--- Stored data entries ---
---+---
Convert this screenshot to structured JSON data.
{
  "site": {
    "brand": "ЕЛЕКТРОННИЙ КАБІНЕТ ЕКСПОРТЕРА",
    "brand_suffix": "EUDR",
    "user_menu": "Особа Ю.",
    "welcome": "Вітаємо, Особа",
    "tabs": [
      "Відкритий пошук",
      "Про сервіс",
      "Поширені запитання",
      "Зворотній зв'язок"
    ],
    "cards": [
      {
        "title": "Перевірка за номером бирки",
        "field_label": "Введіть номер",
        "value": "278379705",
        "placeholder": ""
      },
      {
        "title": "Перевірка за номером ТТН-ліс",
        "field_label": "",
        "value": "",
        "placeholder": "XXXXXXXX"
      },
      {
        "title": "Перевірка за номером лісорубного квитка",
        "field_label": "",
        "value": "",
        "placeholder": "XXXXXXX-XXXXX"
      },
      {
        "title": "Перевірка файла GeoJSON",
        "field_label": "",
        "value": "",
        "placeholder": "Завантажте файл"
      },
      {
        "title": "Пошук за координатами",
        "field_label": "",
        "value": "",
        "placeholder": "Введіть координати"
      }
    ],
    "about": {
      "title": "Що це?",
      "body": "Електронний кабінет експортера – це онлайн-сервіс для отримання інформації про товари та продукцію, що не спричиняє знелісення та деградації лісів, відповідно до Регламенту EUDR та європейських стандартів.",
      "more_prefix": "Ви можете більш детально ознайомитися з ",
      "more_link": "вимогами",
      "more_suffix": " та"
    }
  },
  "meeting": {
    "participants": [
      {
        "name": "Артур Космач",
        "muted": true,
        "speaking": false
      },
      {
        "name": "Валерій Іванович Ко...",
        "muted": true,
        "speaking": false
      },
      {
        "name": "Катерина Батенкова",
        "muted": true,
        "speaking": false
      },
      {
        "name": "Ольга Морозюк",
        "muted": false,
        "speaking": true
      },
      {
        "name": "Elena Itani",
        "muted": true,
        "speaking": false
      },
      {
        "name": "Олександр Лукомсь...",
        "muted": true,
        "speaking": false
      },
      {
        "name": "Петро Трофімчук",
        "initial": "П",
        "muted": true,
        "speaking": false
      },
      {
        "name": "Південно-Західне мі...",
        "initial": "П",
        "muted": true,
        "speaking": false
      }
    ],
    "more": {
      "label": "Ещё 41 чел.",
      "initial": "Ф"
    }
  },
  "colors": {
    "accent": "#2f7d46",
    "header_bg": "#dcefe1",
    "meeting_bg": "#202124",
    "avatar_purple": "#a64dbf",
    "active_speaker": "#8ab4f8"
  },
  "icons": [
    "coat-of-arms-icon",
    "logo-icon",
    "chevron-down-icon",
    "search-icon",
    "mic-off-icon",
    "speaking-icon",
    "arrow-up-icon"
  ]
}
---+---
--- STATED GOAL ---
Check each line of the material above for "title" and say how many lines contain it, giving the number alone.

--- EXERCISE RESPONSE ---
6